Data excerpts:
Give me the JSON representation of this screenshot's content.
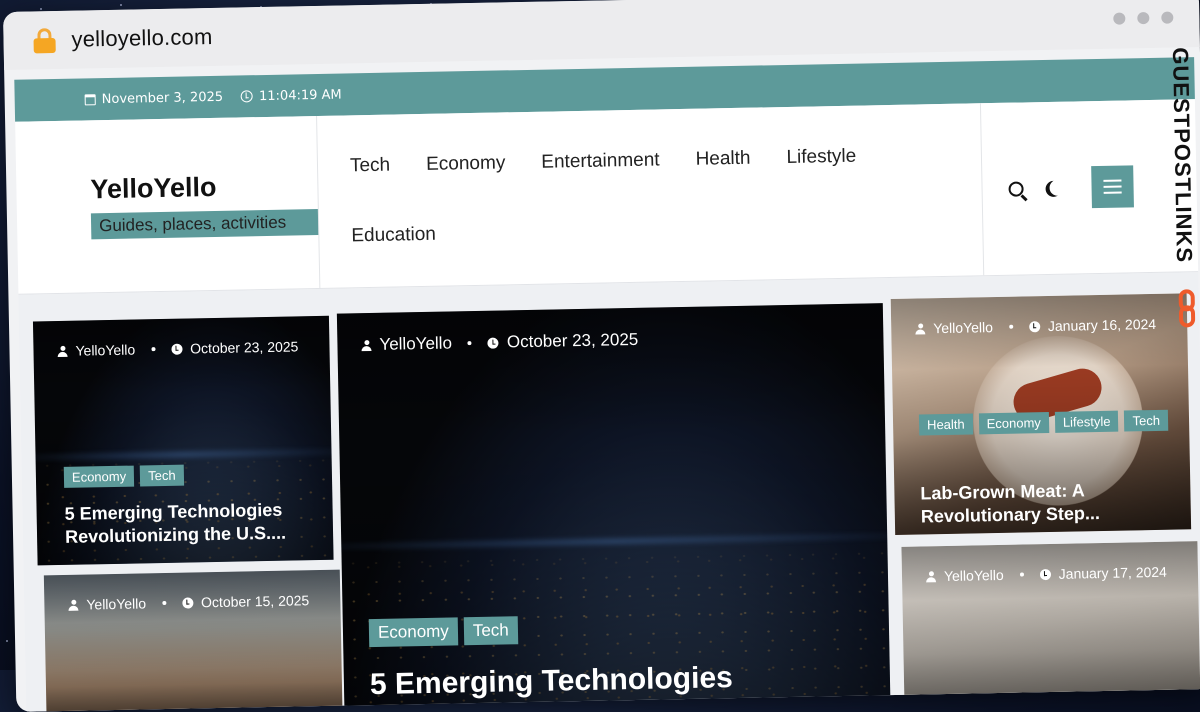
{
  "browser": {
    "url": "yelloyello.com"
  },
  "topbar": {
    "date": "November 3, 2025",
    "time": "11:04:19 AM"
  },
  "brand": {
    "name": "YelloYello",
    "tagline": "Guides, places, activities"
  },
  "nav": [
    "Tech",
    "Economy",
    "Entertainment",
    "Health",
    "Lifestyle",
    "Education"
  ],
  "watermark": "GUESTPOSTLINKS",
  "cards": {
    "left_top": {
      "author": "YelloYello",
      "date": "October 23, 2025",
      "tags": [
        "Economy",
        "Tech"
      ],
      "title": "5 Emerging Technologies Revolutionizing the U.S...."
    },
    "left_bottom": {
      "author": "YelloYello",
      "date": "October 15, 2025"
    },
    "center": {
      "author": "YelloYello",
      "date": "October 23, 2025",
      "tags": [
        "Economy",
        "Tech"
      ],
      "title": "5 Emerging Technologies"
    },
    "right_top": {
      "author": "YelloYello",
      "date": "January 16, 2024",
      "tags": [
        "Health",
        "Economy",
        "Lifestyle",
        "Tech"
      ],
      "title": "Lab-Grown Meat: A Revolutionary Step..."
    },
    "right_bottom": {
      "author": "YelloYello",
      "date": "January 17, 2024"
    }
  }
}
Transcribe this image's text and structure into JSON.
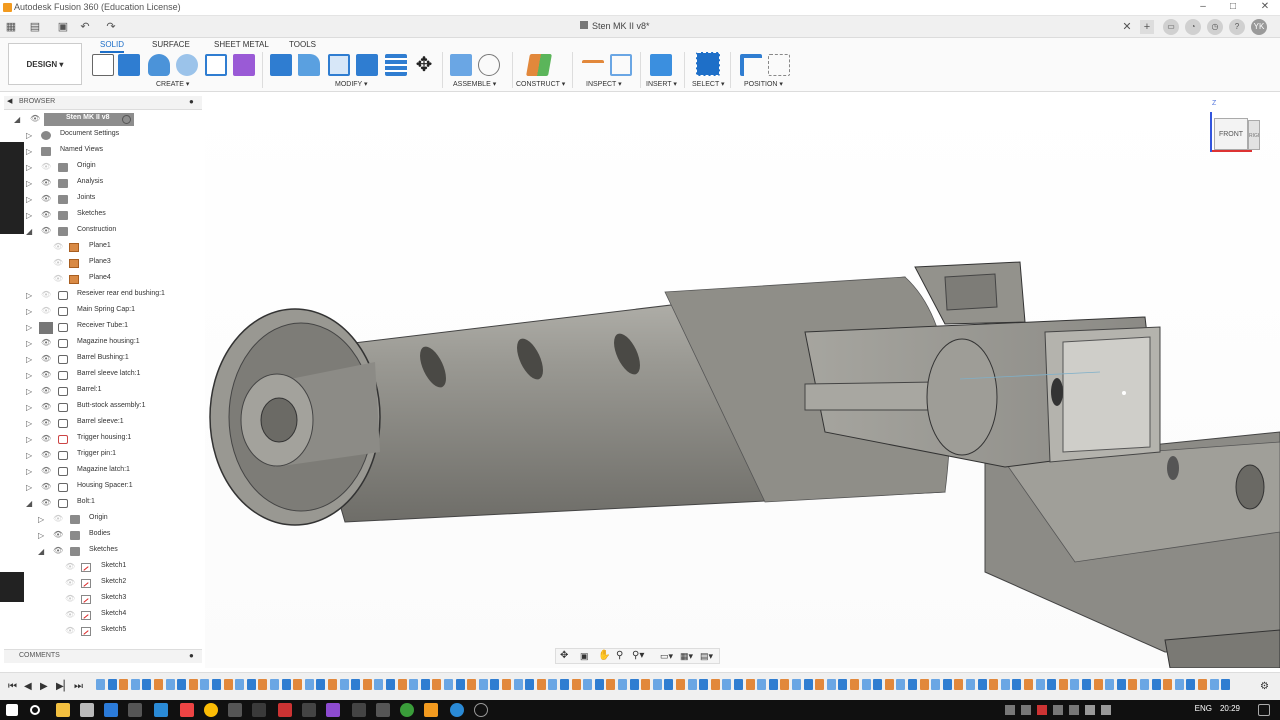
{
  "window": {
    "title": "Autodesk Fusion 360 (Education License)",
    "document_tab": "Sten MK II v8*",
    "user_initials": "YK"
  },
  "toolbar": {
    "workspace": "DESIGN",
    "tabs": [
      "SOLID",
      "SURFACE",
      "SHEET METAL",
      "TOOLS"
    ],
    "groups": [
      "CREATE",
      "MODIFY",
      "ASSEMBLE",
      "CONSTRUCT",
      "INSPECT",
      "INSERT",
      "SELECT",
      "POSITION"
    ]
  },
  "browser": {
    "title": "BROWSER",
    "root": "Sten MK II v8",
    "items": [
      {
        "label": "Document Settings"
      },
      {
        "label": "Named Views"
      },
      {
        "label": "Origin"
      },
      {
        "label": "Analysis"
      },
      {
        "label": "Joints"
      },
      {
        "label": "Sketches"
      },
      {
        "label": "Construction"
      },
      {
        "label": "Plane1"
      },
      {
        "label": "Plane3"
      },
      {
        "label": "Plane4"
      },
      {
        "label": "Reseiver rear end bushing:1"
      },
      {
        "label": "Main Spring Cap:1"
      },
      {
        "label": "Receiver Tube:1"
      },
      {
        "label": "Magazine housing:1"
      },
      {
        "label": "Barrel Bushing:1"
      },
      {
        "label": "Barrel sleeve latch:1"
      },
      {
        "label": "Barrel:1"
      },
      {
        "label": "Butt-stock assembly:1"
      },
      {
        "label": "Barrel sleeve:1"
      },
      {
        "label": "Trigger housing:1"
      },
      {
        "label": "Trigger pin:1"
      },
      {
        "label": "Magazine latch:1"
      },
      {
        "label": "Housing Spacer:1"
      },
      {
        "label": "Bolt:1"
      },
      {
        "label": "Origin"
      },
      {
        "label": "Bodies"
      },
      {
        "label": "Sketches"
      },
      {
        "label": "Sketch1"
      },
      {
        "label": "Sketch2"
      },
      {
        "label": "Sketch3"
      },
      {
        "label": "Sketch4"
      },
      {
        "label": "Sketch5"
      }
    ]
  },
  "comments": {
    "title": "COMMENTS"
  },
  "viewcube": {
    "front": "FRONT",
    "right": "RIGHT",
    "axis": "Z"
  },
  "taskbar": {
    "language": "ENG",
    "time": "20:29"
  },
  "colors": {
    "accent": "#1e6fc8",
    "model": "#8f8e88",
    "brand": "#f29a1f"
  }
}
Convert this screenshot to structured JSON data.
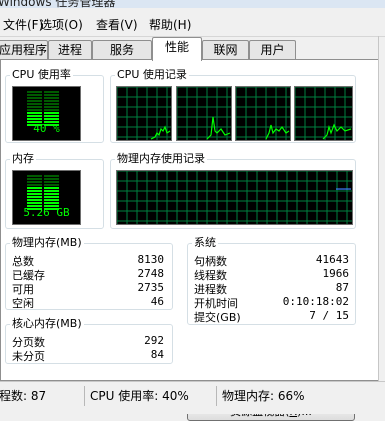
{
  "window": {
    "title": "Windows 任务管理器"
  },
  "menu": [
    {
      "label": "文件(F)",
      "text": "文件(F)"
    },
    {
      "text": "选项(O)"
    },
    {
      "text": "查看(V)"
    },
    {
      "text": "帮助(H)"
    }
  ],
  "tabs": [
    "应用程序",
    "进程",
    "服务",
    "性能",
    "联网",
    "用户"
  ],
  "active_tab": "性能",
  "cpu_usage": {
    "title": "CPU 使用率",
    "value_text": "40 %",
    "percent": 40
  },
  "cpu_history": {
    "title": "CPU 使用记录",
    "cores": 4
  },
  "memory_usage": {
    "title": "内存",
    "value_text": "5.26 GB",
    "percent": 66
  },
  "memory_history": {
    "title": "物理内存使用记录",
    "percent": 66
  },
  "physical_memory": {
    "title": "物理内存(MB)",
    "rows": [
      {
        "label": "总数",
        "value": "8130"
      },
      {
        "label": "已缓存",
        "value": "2748"
      },
      {
        "label": "可用",
        "value": "2735"
      },
      {
        "label": "空闲",
        "value": "46"
      }
    ]
  },
  "kernel_memory": {
    "title": "核心内存(MB)",
    "rows": [
      {
        "label": "分页数",
        "value": "292"
      },
      {
        "label": "未分页",
        "value": "84"
      }
    ]
  },
  "system": {
    "title": "系统",
    "rows": [
      {
        "label": "句柄数",
        "value": "41643"
      },
      {
        "label": "线程数",
        "value": "1966"
      },
      {
        "label": "进程数",
        "value": "87"
      },
      {
        "label": "开机时间",
        "value": "0:10:18:02"
      },
      {
        "label": "提交(GB)",
        "value": "7 / 15"
      }
    ]
  },
  "resource_monitor_button": {
    "prefix": "资源监视器(",
    "hotkey": "R",
    "suffix": ")..."
  },
  "statusbar": {
    "processes": "程数: 87",
    "cpu": "CPU 使用率: 40%",
    "memory": "物理内存: 66%"
  },
  "colors": {
    "graph_bg": "#000000",
    "graph_green": "#00ff00",
    "grid_green": "#008040",
    "memory_line": "#3f7fff"
  }
}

**PROBLEM TO SOLVE**
Reproduce the entries above without change, omitting all pictures.

**FINAL ANSWER**
Give me the JSON representation of this screenshot's content.
{
  "browser": {
    "url": "yelloyello.com"
  },
  "topbar": {
    "date": "November 3, 2025",
    "time": "11:04:19 AM"
  },
  "brand": {
    "name": "YelloYello",
    "tagline": "Guides, places, activities"
  },
  "nav": [
    "Tech",
    "Economy",
    "Entertainment",
    "Health",
    "Lifestyle",
    "Education"
  ],
  "watermark": "GUESTPOSTLINKS",
  "cards": {
    "left_top": {
      "author": "YelloYello",
      "date": "October 23, 2025",
      "tags": [
        "Economy",
        "Tech"
      ],
      "title": "5 Emerging Technologies Revolutionizing the U.S...."
    },
    "left_bottom": {
      "author": "YelloYello",
      "date": "October 15, 2025"
    },
    "center": {
      "author": "YelloYello",
      "date": "October 23, 2025",
      "tags": [
        "Economy",
        "Tech"
      ],
      "title": "5 Emerging Technologies"
    },
    "right_top": {
      "author": "YelloYello",
      "date": "January 16, 2024",
      "tags": [
        "Health",
        "Economy",
        "Lifestyle",
        "Tech"
      ],
      "title": "Lab-Grown Meat: A Revolutionary Step..."
    },
    "right_bottom": {
      "author": "YelloYello",
      "date": "January 17, 2024"
    }
  }
}
Transcribe this image's text and structure into JSON.
{
  "window": {
    "title": "Autodesk Fusion 360 (Education License)",
    "document_tab": "Sten MK II v8*",
    "user_initials": "YK"
  },
  "toolbar": {
    "workspace": "DESIGN",
    "tabs": [
      "SOLID",
      "SURFACE",
      "SHEET METAL",
      "TOOLS"
    ],
    "groups": [
      "CREATE",
      "MODIFY",
      "ASSEMBLE",
      "CONSTRUCT",
      "INSPECT",
      "INSERT",
      "SELECT",
      "POSITION"
    ]
  },
  "browser": {
    "title": "BROWSER",
    "root": "Sten MK II v8",
    "items": [
      {
        "label": "Document Settings"
      },
      {
        "label": "Named Views"
      },
      {
        "label": "Origin"
      },
      {
        "label": "Analysis"
      },
      {
        "label": "Joints"
      },
      {
        "label": "Sketches"
      },
      {
        "label": "Construction"
      },
      {
        "label": "Plane1"
      },
      {
        "label": "Plane3"
      },
      {
        "label": "Plane4"
      },
      {
        "label": "Reseiver rear end bushing:1"
      },
      {
        "label": "Main Spring Cap:1"
      },
      {
        "label": "Receiver Tube:1"
      },
      {
        "label": "Magazine housing:1"
      },
      {
        "label": "Barrel Bushing:1"
      },
      {
        "label": "Barrel sleeve latch:1"
      },
      {
        "label": "Barrel:1"
      },
      {
        "label": "Butt-stock assembly:1"
      },
      {
        "label": "Barrel sleeve:1"
      },
      {
        "label": "Trigger housing:1"
      },
      {
        "label": "Trigger pin:1"
      },
      {
        "label": "Magazine latch:1"
      },
      {
        "label": "Housing Spacer:1"
      },
      {
        "label": "Bolt:1"
      },
      {
        "label": "Origin"
      },
      {
        "label": "Bodies"
      },
      {
        "label": "Sketches"
      },
      {
        "label": "Sketch1"
      },
      {
        "label": "Sketch2"
      },
      {
        "label": "Sketch3"
      },
      {
        "label": "Sketch4"
      },
      {
        "label": "Sketch5"
      }
    ]
  },
  "comments": {
    "title": "COMMENTS"
  },
  "viewcube": {
    "front": "FRONT",
    "right": "RIGHT",
    "axis": "Z"
  },
  "taskbar": {
    "language": "ENG",
    "time": "20:29"
  },
  "colors": {
    "accent": "#1e6fc8",
    "model": "#8f8e88",
    "brand": "#f29a1f"
  }
}
Convert this screenshot to structured JSON data.
{
  "window": {
    "title": "Windows 任务管理器"
  },
  "menu": [
    {
      "label": "文件(F)",
      "text": "文件(F)"
    },
    {
      "text": "选项(O)"
    },
    {
      "text": "查看(V)"
    },
    {
      "text": "帮助(H)"
    }
  ],
  "tabs": [
    "应用程序",
    "进程",
    "服务",
    "性能",
    "联网",
    "用户"
  ],
  "active_tab": "性能",
  "cpu_usage": {
    "title": "CPU 使用率",
    "value_text": "40 %",
    "percent": 40
  },
  "cpu_history": {
    "title": "CPU 使用记录",
    "cores": 4
  },
  "memory_usage": {
    "title": "内存",
    "value_text": "5.26 GB",
    "percent": 66
  },
  "memory_history": {
    "title": "物理内存使用记录",
    "percent": 66
  },
  "physical_memory": {
    "title": "物理内存(MB)",
    "rows": [
      {
        "label": "总数",
        "value": "8130"
      },
      {
        "label": "已缓存",
        "value": "2748"
      },
      {
        "label": "可用",
        "value": "2735"
      },
      {
        "label": "空闲",
        "value": "46"
      }
    ]
  },
  "kernel_memory": {
    "title": "核心内存(MB)",
    "rows": [
      {
        "label": "分页数",
        "value": "292"
      },
      {
        "label": "未分页",
        "value": "84"
      }
    ]
  },
  "system": {
    "title": "系统",
    "rows": [
      {
        "label": "句柄数",
        "value": "41643"
      },
      {
        "label": "线程数",
        "value": "1966"
      },
      {
        "label": "进程数",
        "value": "87"
      },
      {
        "label": "开机时间",
        "value": "0:10:18:02"
      },
      {
        "label": "提交(GB)",
        "value": "7 / 15"
      }
    ]
  },
  "resource_monitor_button": {
    "prefix": "资源监视器(",
    "hotkey": "R",
    "suffix": ")..."
  },
  "statusbar": {
    "processes": "程数: 87",
    "cpu": "CPU 使用率: 40%",
    "memory": "物理内存: 66%"
  },
  "colors": {
    "graph_bg": "#000000",
    "graph_green": "#00ff00",
    "grid_green": "#008040",
    "memory_line": "#3f7fff"
  }
}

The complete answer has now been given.